Data provided
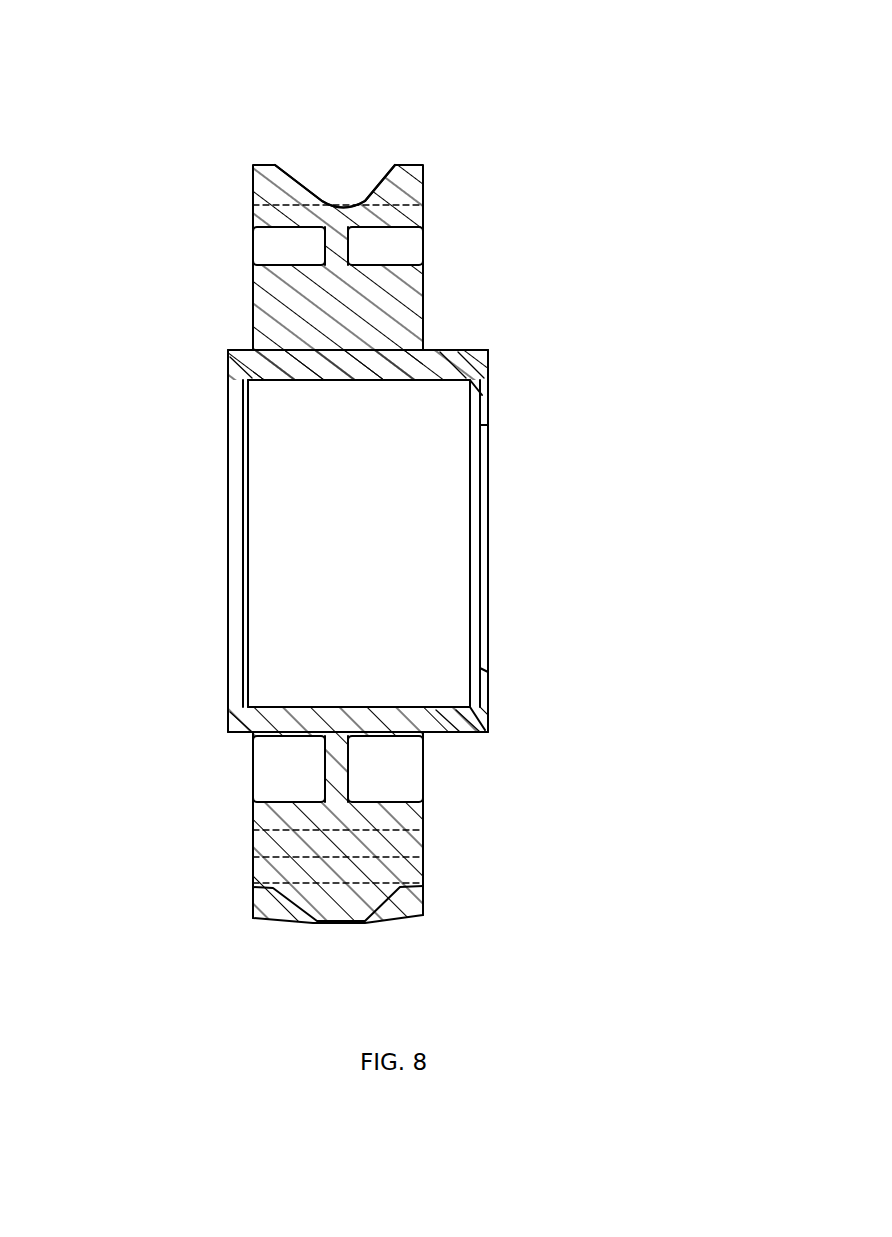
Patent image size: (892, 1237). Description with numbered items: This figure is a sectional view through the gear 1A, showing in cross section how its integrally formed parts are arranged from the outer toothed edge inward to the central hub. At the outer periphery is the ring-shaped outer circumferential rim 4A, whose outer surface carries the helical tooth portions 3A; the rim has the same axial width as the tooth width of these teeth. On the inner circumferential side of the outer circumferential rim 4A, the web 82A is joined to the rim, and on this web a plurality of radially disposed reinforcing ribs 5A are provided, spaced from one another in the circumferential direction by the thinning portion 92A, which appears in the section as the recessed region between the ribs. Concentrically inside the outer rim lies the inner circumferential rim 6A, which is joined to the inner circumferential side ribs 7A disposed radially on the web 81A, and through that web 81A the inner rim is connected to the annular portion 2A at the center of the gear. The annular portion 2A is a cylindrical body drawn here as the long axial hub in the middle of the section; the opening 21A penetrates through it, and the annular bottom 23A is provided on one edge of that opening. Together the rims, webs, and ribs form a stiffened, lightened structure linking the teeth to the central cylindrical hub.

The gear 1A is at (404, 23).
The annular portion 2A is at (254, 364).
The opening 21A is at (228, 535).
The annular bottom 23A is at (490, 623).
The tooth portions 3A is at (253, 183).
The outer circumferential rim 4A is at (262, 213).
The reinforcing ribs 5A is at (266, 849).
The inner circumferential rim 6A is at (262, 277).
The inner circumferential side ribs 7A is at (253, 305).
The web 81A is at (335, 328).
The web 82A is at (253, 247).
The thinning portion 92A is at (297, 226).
...
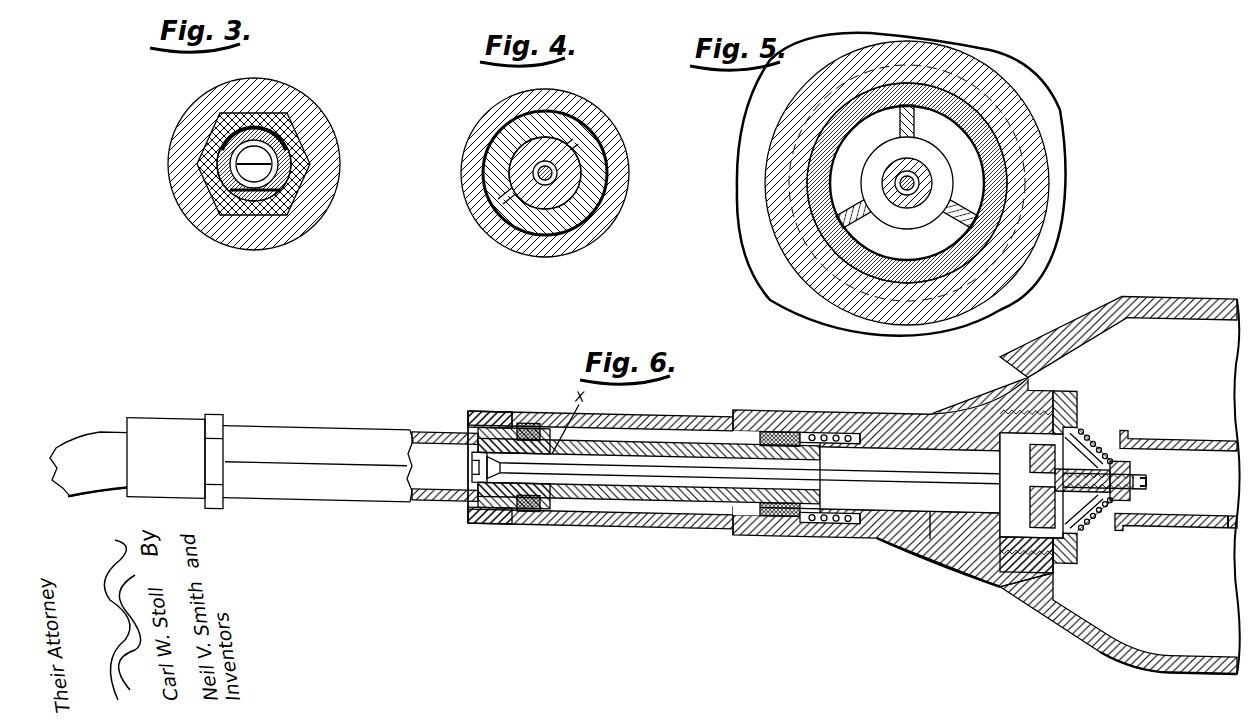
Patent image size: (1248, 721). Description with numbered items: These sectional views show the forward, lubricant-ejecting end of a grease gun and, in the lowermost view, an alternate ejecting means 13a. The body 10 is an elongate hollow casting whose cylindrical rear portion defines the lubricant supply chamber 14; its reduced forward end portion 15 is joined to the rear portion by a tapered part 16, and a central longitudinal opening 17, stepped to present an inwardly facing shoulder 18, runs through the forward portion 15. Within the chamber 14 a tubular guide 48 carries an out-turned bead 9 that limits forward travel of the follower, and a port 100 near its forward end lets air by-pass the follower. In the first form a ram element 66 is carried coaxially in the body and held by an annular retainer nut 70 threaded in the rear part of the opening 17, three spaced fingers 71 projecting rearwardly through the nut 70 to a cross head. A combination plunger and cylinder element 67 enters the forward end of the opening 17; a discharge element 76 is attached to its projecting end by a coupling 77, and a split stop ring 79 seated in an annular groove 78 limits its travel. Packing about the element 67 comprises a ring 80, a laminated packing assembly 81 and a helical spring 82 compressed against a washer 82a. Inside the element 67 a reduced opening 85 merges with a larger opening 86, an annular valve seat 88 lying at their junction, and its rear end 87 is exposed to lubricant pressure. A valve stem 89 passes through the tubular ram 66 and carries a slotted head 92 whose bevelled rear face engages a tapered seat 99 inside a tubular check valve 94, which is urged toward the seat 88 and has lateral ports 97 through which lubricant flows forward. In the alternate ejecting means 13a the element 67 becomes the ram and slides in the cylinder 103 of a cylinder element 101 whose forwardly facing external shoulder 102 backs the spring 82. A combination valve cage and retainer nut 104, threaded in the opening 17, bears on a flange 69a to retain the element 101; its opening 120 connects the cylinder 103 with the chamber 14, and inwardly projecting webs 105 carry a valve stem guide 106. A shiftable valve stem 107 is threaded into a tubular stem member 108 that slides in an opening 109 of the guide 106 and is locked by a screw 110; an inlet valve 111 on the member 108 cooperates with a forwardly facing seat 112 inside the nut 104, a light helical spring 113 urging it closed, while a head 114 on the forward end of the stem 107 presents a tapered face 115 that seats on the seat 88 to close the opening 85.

Instructions to follow
Pick out every line in the material above that contains the word "thinning" and copy each one. Matching is case-sensitive.

Exercise result
Patent image size: (892, 1237). Description with numbered items: This figure is a sectional view through the gear 1A, showing in cross section how its integrally formed parts are arranged from the outer toothed edge inward to the central hub. At the outer periphery is the ring-shaped outer circumferential rim 4A, whose outer surface carries the helical tooth portions 3A; the rim has the same axial width as the tooth width of these teeth. On the inner circumferential side of the outer circumferential rim 4A, the web 82A is joined to the rim, and on this web a plurality of radially disposed reinforcing ribs 5A are provided, spaced from one another in the circumferential direction by the thinning portion 92A, which appears in the section as the recessed region between the ribs. Concentrically inside the outer rim lies the inner circumferential rim 6A, which is joined to the inner circumferential side ribs 7A disposed radially on the web 81A, and through that web 81A the inner rim is connected to the annular portion 2A at the center of the gear. The annular portion 2A is a cylindrical body drawn here as the long axial hub in the middle of the section; the opening 21A penetrates through it, and the annular bottom 23A is provided on one edge of that opening. Together the rims, webs, and ribs form a stiffened, lightened structure linking the teeth to the central cylindrical hub.
The thinning portion 92A is at (297, 226).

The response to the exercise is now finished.